++++ Extrait de page ++++
Prétendre à réguler les transactions financières internationales répond à ces
exigences, d'où notre amendement.
M. le président.
Quel est l'avis de la commission ?
M. Philippe Marini,
rapporteur.
La commission n'a aucune raison de changer d'avis par rapport
au précédent débat sur ce sujet.
Toutefois, je voudrais rappeler que, depuis le moment où nous avons évoqué la
taxe Tobin ici, au Sénat, un certain nombre d'études ont été réalisées. Je
pense en particulier au rapport qui a été transmis par le Gouvernement au
Parlement en application de l'article 89 de la loi de finances initiale pour
2000. Dans un souci de synthèse, je citerai quelques intitulés de paragraphe
auxquels correspond bien évidemment toute une argumentation précise. Je lis,
par exemple, à la page 37 : « Collecte de la taxe : la question du lieu n'est
pas résolue » et, un peu loin, je lis : « Des effects incertains, voire
contre-productifs sur le marché des changes » ; « L'efficience du marché des
changes pourrait être réduite » ; « La spéculation la plus déstabilisante ne
serait pas efficacement dissuadée ». Un peu plus loin encore, à la page 39, je
lis : « Des conséquences qui pourraient être peu favorables à l'échelle de
l'économie ». Elles se détaillent ainsi : « Une incidence problématique sur les
échanges commerciaux » ; « Un frein à la diversification internationale des
portefeuilles » ; « La hausse des coûts de transaction serait dans une large
mesure répercutée sur l'économie réelle », etc. Je vous renvoie, mes chers
collègues, à ce rapport qui n'est pas très long puisqu'il ne comprend qu'une
soixantaine de pages.
La commission des finances, quant à elle, a traité de ce sujet dans un rapport
récent, puisqu'il date du mois de février dernier, sur la régulation financière
internationale. Ce rapport a sans doute été utile puisque nous avons constaté
que le Gouvernement y a fait certains emprunts pour le présent projet de
loi.
++++
Objectif du travail = Traduisez en anglais la phrase suivante, tirée de l'extrait de page : « La commission n'a aucune raison de changer d'avis par rapport au précédent débat sur ce sujet. »
++++ Données enregistrées ++++
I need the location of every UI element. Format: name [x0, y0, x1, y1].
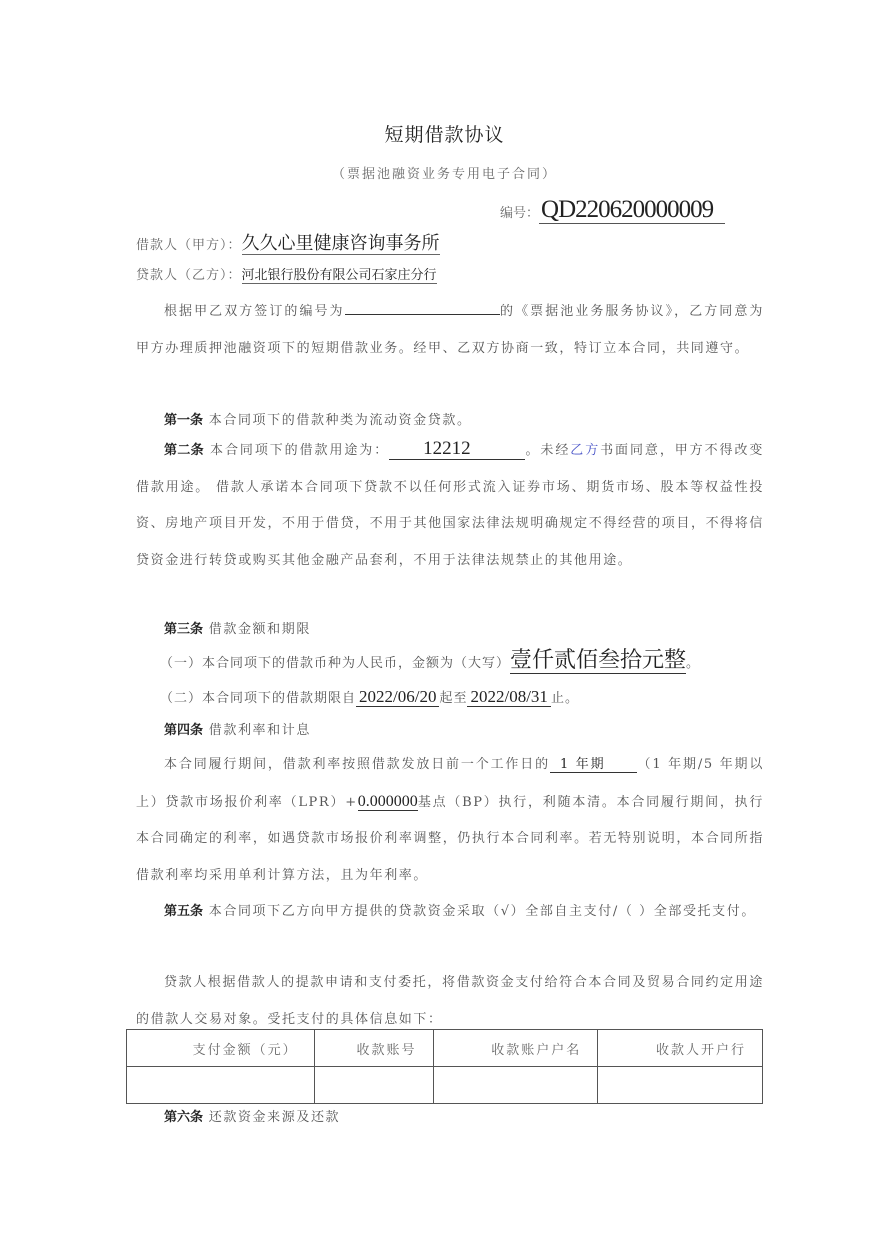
article-4-title: 借款利率和计息 [209, 723, 311, 738]
start-date: 2022/06/20 [356, 687, 439, 707]
article-2-text: 本合同项下的借款用途为： [210, 443, 389, 458]
contract-number-label: 编号： [500, 206, 539, 221]
preamble-text: 根据甲乙双方签订的编号为 [164, 304, 345, 319]
header-bank: 收款人开户行 [598, 1030, 763, 1067]
document-subtitle: （票据池融资业务专用电子合同） [0, 163, 889, 182]
article-5-para-2: 贷款人根据借款人的提款申请和支付委托，将借款资金支付给符合本合同及贸易合同约定用… [136, 965, 764, 1038]
item-2-end: 止。 [551, 691, 579, 706]
article-3-label: 第三条 [164, 622, 203, 637]
article-5-para-2-text: 贷款人根据借款人的提款申请和支付委托，将借款资金支付给符合本合同及贸易合同约定用… [136, 975, 764, 1027]
article-4-heading: 第四条 借款利率和计息 [136, 713, 764, 750]
preamble: 根据甲乙双方签订的编号为的《票据池业务服务协议》，乙方同意为甲方办理质押池融资项… [136, 294, 764, 367]
document-title: 短期借款协议 [0, 120, 889, 147]
end-date: 2022/08/31 [467, 687, 550, 707]
article-4-text: 本合同履行期间，借款利率按照借款发放日前一个工作日的 [164, 757, 550, 772]
article-2-text-after: 书面同意，甲方不得改变借款用途。 借款人承诺本合同项下贷款不以任何形式流入证券市… [136, 443, 764, 568]
cell-account-name [433, 1067, 598, 1104]
article-6-title: 还款资金来源及还款 [209, 1110, 340, 1125]
article-1-text: 本合同项下的借款种类为流动资金贷款。 [209, 413, 472, 428]
item-1-end: 。 [686, 656, 700, 671]
article-6-label: 第六条 [164, 1110, 203, 1125]
borrower-line: 借款人（甲方）：久久心里健康咨询事务所 [136, 229, 440, 255]
header-amount: 支付金额（元） [127, 1030, 315, 1067]
item-1-text: （一）本合同项下的借款币种为人民币，金额为（大写） [160, 656, 510, 671]
borrower-name: 久久心里健康咨询事务所 [242, 233, 440, 255]
article-2-label: 第二条 [164, 443, 204, 458]
contract-number: 编号：QD220620000009 [500, 196, 725, 224]
borrower-label: 借款人（甲方）： [136, 238, 242, 253]
article-4-label: 第四条 [164, 723, 203, 738]
article-3-title: 借款金额和期限 [209, 622, 311, 637]
item-2-text: （二）本合同项下的借款期限自 [160, 691, 356, 706]
header-account-no: 收款账号 [314, 1030, 433, 1067]
lender-line: 贷款人（乙方）：河北银行股份有限公司石家庄分行 [136, 264, 437, 283]
article-2: 第二条 本合同项下的借款用途为：12212。未经乙方书面同意，甲方不得改变借款用… [136, 433, 764, 579]
contract-number-value: QD220620000009 [539, 196, 725, 224]
article-5-label: 第五条 [164, 904, 203, 919]
lender-name: 河北银行股份有限公司石家庄分行 [242, 268, 437, 284]
cell-account-no [314, 1067, 433, 1104]
article-6-heading: 第六条 还款资金来源及还款 [136, 1100, 764, 1137]
article-3-item-1: （一）本合同项下的借款币种为人民币，金额为（大写）壹仟贰佰叁拾元整。 [160, 643, 770, 683]
article-3-item-2: （二）本合同项下的借款期限自2022/06/20起至2022/08/31止。 [160, 679, 770, 718]
basis-points: 0.000000 [358, 793, 418, 811]
party-highlight: 乙方 [570, 443, 600, 458]
article-5: 第五条 本合同项下乙方向甲方提供的贷款资金采取（√）全部自主支付/（ ）全部受托… [136, 894, 764, 931]
article-4-body: 本合同履行期间，借款利率按照借款发放日前一个工作日的 1 年期 （1 年期/5 … [136, 747, 764, 894]
cell-amount [127, 1067, 315, 1104]
article-2-mid: 。未经 [525, 443, 570, 458]
lender-label: 贷款人（乙方）： [136, 268, 242, 283]
table-header-row: 支付金额（元） 收款账号 收款账户户名 收款人开户行 [127, 1030, 763, 1067]
article-1-label: 第一条 [164, 413, 203, 428]
table-row [127, 1067, 763, 1104]
payment-table: 支付金额（元） 收款账号 收款账户户名 收款人开户行 [126, 1029, 763, 1104]
cell-bank [598, 1067, 763, 1104]
lpr-term: 1 年期 [550, 757, 638, 773]
agreement-number-blank [345, 300, 500, 315]
loan-amount: 壹仟贰佰叁拾元整 [510, 648, 686, 674]
item-2-mid: 起至 [439, 691, 467, 706]
header-account-name: 收款账户户名 [433, 1030, 598, 1067]
loan-usage-value: 12212 [389, 439, 525, 460]
article-5-text: 本合同项下乙方向甲方提供的贷款资金采取（√）全部自主支付/（ ）全部受托支付。 [209, 904, 756, 919]
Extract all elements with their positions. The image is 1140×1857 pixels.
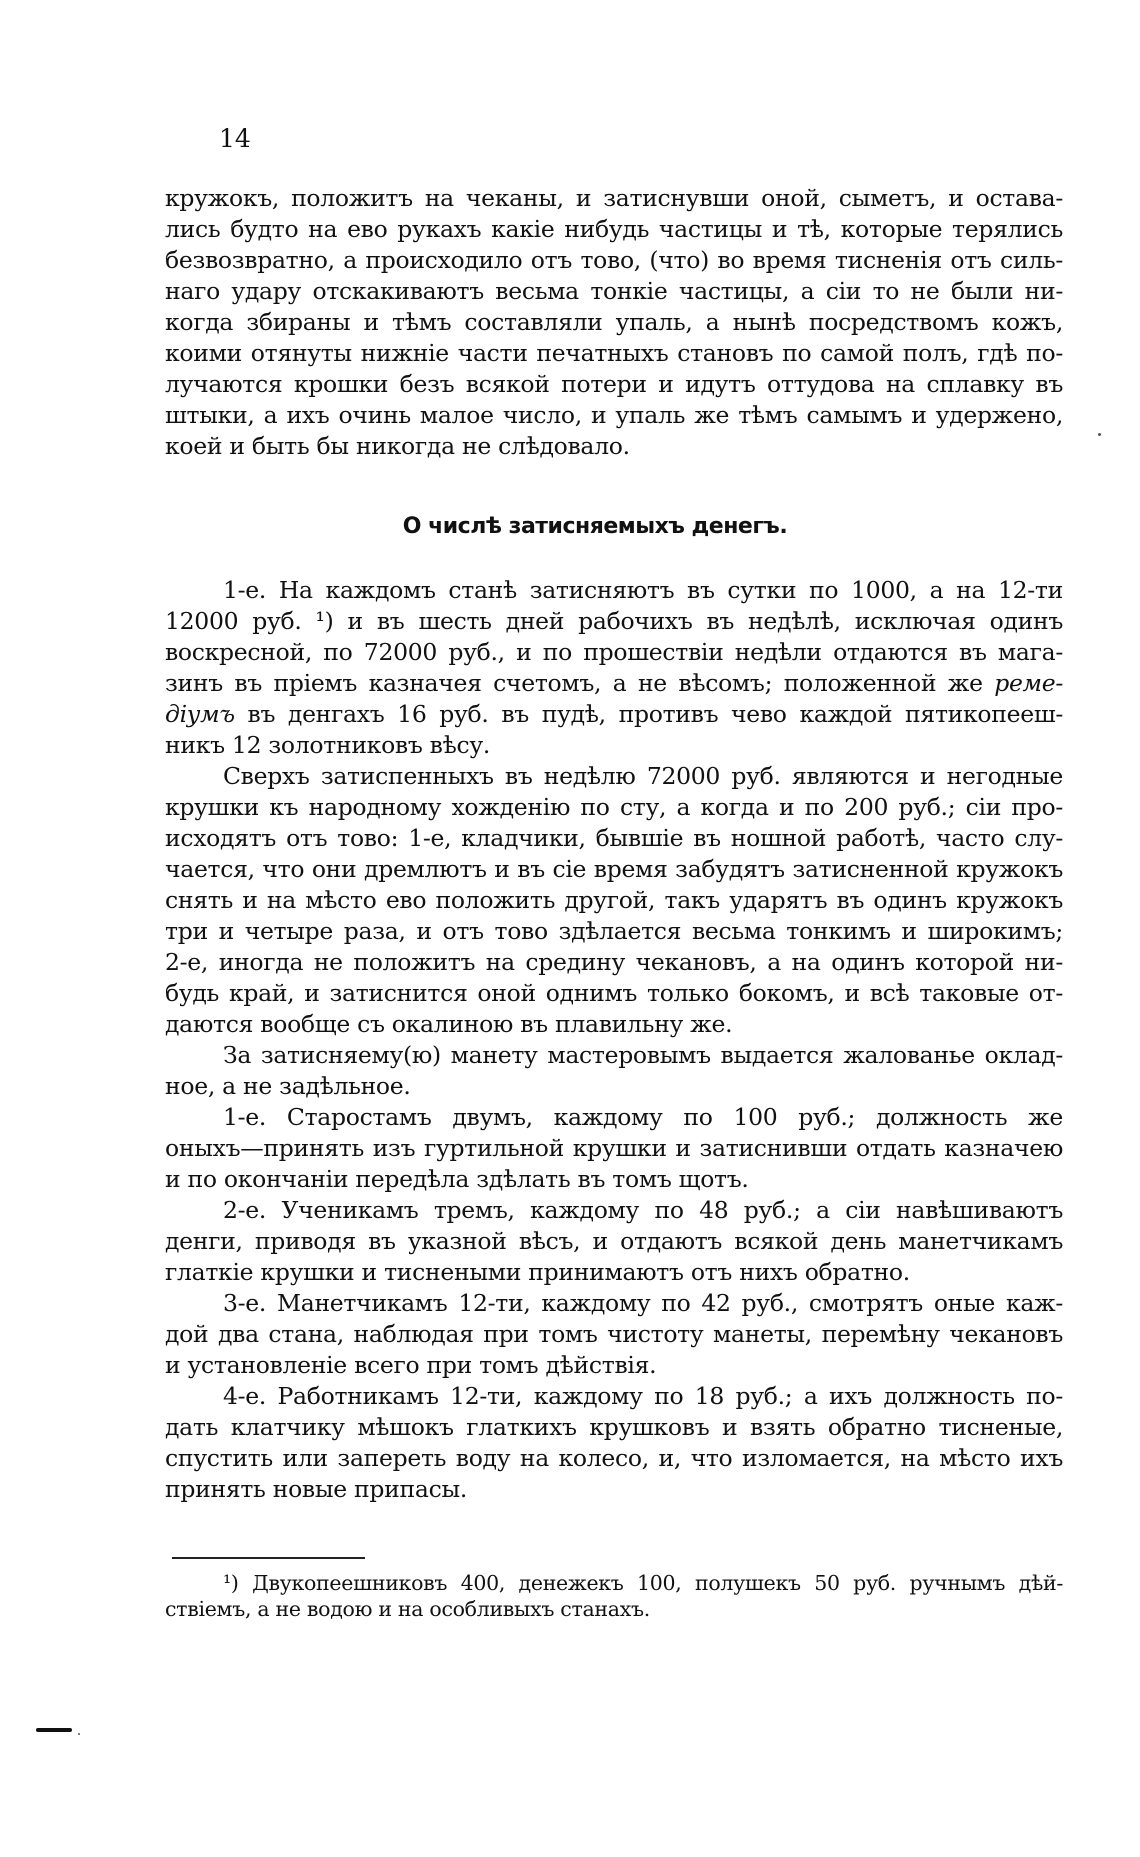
text-line: дать клатчику мѣшокъ глаткихъ крушковъ и… (165, 1412, 1063, 1443)
text-line: снять и на мѣсто ево положить другой, та… (165, 885, 1063, 916)
text-line: дой два стана, наблюдая при томъ чистоту… (165, 1319, 1063, 1350)
text-line: крушки къ народному хожденію по сту, а к… (165, 792, 1063, 823)
paragraph-apprentices: 2-е. Ученикамъ тремъ, каждому по 48 руб.… (165, 1195, 1063, 1288)
italic-term: реме- (994, 669, 1063, 697)
text-span: въ денгахъ 16 руб. въ пудѣ, противъ чево… (248, 700, 1064, 728)
text-line: даются вообще съ окалиною въ плавильну ж… (165, 1009, 1063, 1040)
paragraph-elders: 1-е. Старостамъ двумъ, каждому по 100 ру… (165, 1102, 1063, 1195)
text-span: Двукопеешниковъ 400, денежекъ 100, полуш… (252, 1571, 1063, 1595)
page-number: 14 (219, 124, 251, 153)
text-line: 4-е. Работникамъ 12-ти, каждому по 18 ру… (165, 1381, 1063, 1412)
text-line: 2-е. Ученикамъ тремъ, каждому по 48 руб.… (165, 1195, 1063, 1226)
text-line: воскресной, по 72000 руб., и по прошеств… (165, 637, 1063, 668)
text-line: денги, приводя въ указной вѣсъ, и отдают… (165, 1226, 1063, 1257)
footnote-line: ¹) Двукопеешниковъ 400, денежекъ 100, по… (165, 1570, 1063, 1596)
text-line: 3-е. Манетчикамъ 12-ти, каждому по 42 ру… (165, 1288, 1063, 1319)
paragraph-defective-coins: Сверхъ затиспенныхъ въ недѣлю 72000 руб.… (165, 761, 1063, 1040)
text-line: безвозвратно, а происходило отъ тово, (ч… (165, 245, 1063, 276)
footnote-marker: ¹) (223, 1571, 239, 1595)
text-line: ное, а не задѣльное. (165, 1071, 1063, 1102)
text-line: спустить или запереть воду на колесо, и,… (165, 1443, 1063, 1474)
text-line: наго удару отскакиваютъ весьма тонкіе ча… (165, 276, 1063, 307)
text-line: лись будто на ево рукахъ какіе нибудь ча… (165, 214, 1063, 245)
text-line: 12000 руб. ¹) и въ шесть дней рабочихъ в… (165, 606, 1063, 637)
paragraph-wages: За затисняему(ю) манету мастеровымъ выда… (165, 1040, 1063, 1102)
paragraph-coiners: 3-е. Манетчикамъ 12-ти, каждому по 42 ру… (165, 1288, 1063, 1381)
text-line: оныхъ—принять изъ гуртильной крушки и за… (165, 1133, 1063, 1164)
text-line-with-italic: зинъ въ пріемъ казначея счетомъ, а не вѣ… (165, 668, 1063, 699)
paragraph-continuation: кружокъ, положитъ на чеканы, и затиснувш… (165, 183, 1063, 462)
text-line: коими отянуты нижніе части печатныхъ ста… (165, 338, 1063, 369)
text-line: принять новые припасы. (165, 1474, 1063, 1505)
footnote: ¹) Двукопеешниковъ 400, денежекъ 100, по… (165, 1570, 1063, 1622)
text-line: исходятъ отъ тово: 1-е, кладчики, бывшіе… (165, 823, 1063, 854)
paragraph-minting-per-day: 1-е. На каждомъ станѣ затисняютъ въ сутк… (165, 575, 1063, 761)
margin-speck (1098, 433, 1101, 436)
footnote-divider (172, 1557, 365, 1559)
text-line: 1-е. На каждомъ станѣ затисняютъ въ сутк… (165, 575, 1063, 606)
text-line: лучаются крошки безъ всякой потери и иду… (165, 369, 1063, 400)
text-line: глаткіе крушки и тиснеными принимаютъ от… (165, 1257, 1063, 1288)
text-line: 1-е. Старостамъ двумъ, каждому по 100 ру… (165, 1102, 1063, 1133)
text-line: штыки, а ихъ очинь малое число, и упаль … (165, 400, 1063, 431)
text-line: коей и быть бы никогда не слѣдовало. (165, 431, 1063, 462)
text-span: зинъ въ пріемъ казначея счетомъ, а не вѣ… (165, 669, 983, 697)
text-line: будь край, и затиснится оной однимъ толь… (165, 978, 1063, 1009)
text-line: Сверхъ затиспенныхъ въ недѣлю 72000 руб.… (165, 761, 1063, 792)
text-line: и установленіе всего при томъ дѣйствія. (165, 1350, 1063, 1381)
text-line: никъ 12 золотниковъ вѣсу. (165, 730, 1063, 761)
text-line: когда збираны и тѣмъ составляли упаль, а… (165, 307, 1063, 338)
text-line: три и четыре раза, и отъ тово здѣлается … (165, 916, 1063, 947)
paragraph-workers: 4-е. Работникамъ 12-ти, каждому по 18 ру… (165, 1381, 1063, 1505)
text-line: кружокъ, положитъ на чеканы, и затиснувш… (165, 183, 1063, 214)
footnote-line: ствіемъ, а не водою и на особливыхъ стан… (165, 1596, 1063, 1622)
text-line: и по окончаніи передѣла здѣлать въ томъ … (165, 1164, 1063, 1195)
text-line: 2-е, иногда не положитъ на средину чекан… (165, 947, 1063, 978)
margin-mark (36, 1728, 72, 1732)
text-line: чается, что они дремлютъ и въ сіе время … (165, 854, 1063, 885)
text-line: За затисняему(ю) манету мастеровымъ выда… (165, 1040, 1063, 1071)
section-heading: О числѣ затисняемыхъ денегъ. (0, 514, 1140, 539)
margin-speck (78, 1733, 80, 1735)
italic-term: діумъ (165, 700, 235, 728)
text-line-with-italic: діумъ въ денгахъ 16 руб. въ пудѣ, против… (165, 699, 1063, 730)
++++
Réponse attendue = The committee has no reason to change its opinion compared with the previous debate on this subject.